### To be done
Copy down every line where the string "accent" shows up.
□ □ □
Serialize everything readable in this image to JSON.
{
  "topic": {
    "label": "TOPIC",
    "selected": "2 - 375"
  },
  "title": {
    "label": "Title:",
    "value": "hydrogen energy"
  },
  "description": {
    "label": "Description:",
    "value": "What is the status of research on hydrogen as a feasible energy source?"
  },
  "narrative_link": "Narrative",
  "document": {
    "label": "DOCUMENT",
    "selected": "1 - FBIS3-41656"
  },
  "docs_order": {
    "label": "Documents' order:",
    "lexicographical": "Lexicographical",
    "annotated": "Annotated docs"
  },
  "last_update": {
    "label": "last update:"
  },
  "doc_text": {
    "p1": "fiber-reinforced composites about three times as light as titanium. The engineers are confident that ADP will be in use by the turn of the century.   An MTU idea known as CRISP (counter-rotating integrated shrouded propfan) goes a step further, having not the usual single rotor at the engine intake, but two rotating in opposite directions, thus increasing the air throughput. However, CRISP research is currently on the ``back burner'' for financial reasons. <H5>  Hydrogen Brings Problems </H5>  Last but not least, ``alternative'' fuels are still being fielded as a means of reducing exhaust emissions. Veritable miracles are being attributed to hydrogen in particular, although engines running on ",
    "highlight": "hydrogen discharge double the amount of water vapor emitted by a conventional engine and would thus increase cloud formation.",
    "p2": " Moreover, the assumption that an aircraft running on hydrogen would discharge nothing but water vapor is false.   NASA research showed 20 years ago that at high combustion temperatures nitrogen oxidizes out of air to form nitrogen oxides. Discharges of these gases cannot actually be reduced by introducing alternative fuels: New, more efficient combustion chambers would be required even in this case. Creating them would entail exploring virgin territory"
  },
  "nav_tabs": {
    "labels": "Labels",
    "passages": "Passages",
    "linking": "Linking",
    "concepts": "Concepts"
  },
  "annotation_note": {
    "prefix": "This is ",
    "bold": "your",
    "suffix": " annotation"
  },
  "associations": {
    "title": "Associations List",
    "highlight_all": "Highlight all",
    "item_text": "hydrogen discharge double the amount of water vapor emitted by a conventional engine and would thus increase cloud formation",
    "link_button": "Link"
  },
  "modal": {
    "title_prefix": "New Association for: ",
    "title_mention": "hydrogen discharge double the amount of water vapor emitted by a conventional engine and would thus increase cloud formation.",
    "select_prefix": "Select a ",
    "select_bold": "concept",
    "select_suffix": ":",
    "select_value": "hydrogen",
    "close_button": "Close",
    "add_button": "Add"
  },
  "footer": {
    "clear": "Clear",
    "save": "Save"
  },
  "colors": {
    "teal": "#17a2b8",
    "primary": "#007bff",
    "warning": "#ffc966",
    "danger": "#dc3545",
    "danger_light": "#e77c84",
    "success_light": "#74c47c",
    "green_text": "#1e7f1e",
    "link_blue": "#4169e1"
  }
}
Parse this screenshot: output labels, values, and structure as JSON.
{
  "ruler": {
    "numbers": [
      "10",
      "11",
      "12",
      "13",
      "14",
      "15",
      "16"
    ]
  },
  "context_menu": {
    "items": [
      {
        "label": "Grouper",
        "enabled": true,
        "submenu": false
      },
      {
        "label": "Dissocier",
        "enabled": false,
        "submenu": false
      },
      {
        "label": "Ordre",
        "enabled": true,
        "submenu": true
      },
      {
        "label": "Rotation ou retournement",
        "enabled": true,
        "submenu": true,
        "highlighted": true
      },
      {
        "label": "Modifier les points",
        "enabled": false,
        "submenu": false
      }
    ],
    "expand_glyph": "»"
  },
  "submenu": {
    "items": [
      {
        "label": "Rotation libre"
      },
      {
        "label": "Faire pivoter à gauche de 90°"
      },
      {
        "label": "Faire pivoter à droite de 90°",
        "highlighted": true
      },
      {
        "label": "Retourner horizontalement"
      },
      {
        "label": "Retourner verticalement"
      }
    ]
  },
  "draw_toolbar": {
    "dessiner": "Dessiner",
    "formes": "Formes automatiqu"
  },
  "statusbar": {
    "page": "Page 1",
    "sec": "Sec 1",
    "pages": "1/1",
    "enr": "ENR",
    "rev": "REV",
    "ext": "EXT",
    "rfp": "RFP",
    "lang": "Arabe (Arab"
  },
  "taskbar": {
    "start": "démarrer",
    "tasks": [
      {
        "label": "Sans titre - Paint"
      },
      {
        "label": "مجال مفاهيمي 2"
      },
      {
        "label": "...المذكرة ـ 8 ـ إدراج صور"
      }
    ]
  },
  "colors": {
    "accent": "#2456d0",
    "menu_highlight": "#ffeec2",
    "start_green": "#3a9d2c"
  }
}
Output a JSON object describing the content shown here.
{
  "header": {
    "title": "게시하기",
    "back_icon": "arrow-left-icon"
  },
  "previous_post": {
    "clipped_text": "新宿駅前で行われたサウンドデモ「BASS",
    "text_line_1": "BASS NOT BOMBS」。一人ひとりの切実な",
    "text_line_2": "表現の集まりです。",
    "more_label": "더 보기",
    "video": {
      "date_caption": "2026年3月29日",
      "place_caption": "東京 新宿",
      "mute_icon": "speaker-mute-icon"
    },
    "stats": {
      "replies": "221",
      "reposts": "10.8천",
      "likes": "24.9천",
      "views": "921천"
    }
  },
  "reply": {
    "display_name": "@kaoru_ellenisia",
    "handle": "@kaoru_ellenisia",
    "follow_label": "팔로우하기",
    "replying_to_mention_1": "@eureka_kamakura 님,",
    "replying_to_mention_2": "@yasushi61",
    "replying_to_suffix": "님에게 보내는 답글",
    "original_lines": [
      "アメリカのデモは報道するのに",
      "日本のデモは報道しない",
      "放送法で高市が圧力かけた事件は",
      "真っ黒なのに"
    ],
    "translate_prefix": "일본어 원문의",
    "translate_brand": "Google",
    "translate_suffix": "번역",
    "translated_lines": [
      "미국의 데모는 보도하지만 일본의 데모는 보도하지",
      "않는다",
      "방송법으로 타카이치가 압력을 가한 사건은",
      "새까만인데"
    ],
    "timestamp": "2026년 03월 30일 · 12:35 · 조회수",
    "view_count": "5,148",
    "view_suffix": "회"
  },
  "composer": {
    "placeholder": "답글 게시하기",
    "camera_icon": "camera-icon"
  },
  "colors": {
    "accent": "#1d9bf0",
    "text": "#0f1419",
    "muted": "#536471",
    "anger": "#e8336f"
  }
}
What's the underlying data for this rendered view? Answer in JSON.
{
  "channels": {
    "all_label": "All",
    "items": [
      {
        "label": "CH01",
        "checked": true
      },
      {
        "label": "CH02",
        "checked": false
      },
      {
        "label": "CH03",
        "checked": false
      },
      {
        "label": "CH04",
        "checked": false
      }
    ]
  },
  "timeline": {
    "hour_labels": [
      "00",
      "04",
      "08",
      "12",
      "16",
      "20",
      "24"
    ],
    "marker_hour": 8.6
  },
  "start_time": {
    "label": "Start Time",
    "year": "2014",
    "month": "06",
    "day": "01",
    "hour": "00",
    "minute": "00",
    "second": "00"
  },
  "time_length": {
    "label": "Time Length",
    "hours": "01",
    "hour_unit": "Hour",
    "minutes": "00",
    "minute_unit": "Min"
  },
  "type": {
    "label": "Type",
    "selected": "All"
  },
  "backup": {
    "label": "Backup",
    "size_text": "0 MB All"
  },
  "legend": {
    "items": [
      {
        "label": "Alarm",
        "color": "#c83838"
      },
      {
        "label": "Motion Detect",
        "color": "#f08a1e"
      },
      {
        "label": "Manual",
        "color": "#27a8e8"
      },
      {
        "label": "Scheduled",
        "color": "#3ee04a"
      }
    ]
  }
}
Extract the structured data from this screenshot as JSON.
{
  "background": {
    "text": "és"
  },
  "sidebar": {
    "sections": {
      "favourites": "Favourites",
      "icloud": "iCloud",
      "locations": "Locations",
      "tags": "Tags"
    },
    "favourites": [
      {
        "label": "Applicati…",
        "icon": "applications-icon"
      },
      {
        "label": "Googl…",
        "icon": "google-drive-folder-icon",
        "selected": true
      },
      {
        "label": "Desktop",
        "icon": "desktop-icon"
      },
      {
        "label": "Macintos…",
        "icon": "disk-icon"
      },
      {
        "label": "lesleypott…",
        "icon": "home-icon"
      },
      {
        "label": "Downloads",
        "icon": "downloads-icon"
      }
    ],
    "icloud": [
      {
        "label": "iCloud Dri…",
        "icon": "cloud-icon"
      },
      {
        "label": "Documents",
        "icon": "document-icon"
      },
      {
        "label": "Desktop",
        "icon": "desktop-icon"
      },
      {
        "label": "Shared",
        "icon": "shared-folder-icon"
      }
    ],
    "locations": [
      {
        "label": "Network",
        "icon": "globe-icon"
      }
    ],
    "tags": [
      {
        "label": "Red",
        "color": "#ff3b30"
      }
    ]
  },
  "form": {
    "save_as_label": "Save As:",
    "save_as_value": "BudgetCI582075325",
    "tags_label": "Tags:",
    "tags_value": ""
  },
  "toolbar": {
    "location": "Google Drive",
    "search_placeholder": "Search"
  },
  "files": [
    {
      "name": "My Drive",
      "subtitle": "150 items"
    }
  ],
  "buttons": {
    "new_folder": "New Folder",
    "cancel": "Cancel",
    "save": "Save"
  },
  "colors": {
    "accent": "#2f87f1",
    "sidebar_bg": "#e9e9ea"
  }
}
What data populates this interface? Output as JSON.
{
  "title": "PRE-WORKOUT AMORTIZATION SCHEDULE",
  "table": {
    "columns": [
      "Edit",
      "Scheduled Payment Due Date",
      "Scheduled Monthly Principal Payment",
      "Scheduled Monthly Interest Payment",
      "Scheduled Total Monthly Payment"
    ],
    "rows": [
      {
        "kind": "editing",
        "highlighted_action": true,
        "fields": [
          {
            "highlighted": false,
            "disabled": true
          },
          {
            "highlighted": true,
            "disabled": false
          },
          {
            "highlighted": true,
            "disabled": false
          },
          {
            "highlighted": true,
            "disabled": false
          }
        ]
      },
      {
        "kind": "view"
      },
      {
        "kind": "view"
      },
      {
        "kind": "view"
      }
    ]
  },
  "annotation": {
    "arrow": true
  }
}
□ □ □
### The answer
    "accent": "#2456d0",
    "accent": "#1d9bf0",
    "accent": "#2f87f1",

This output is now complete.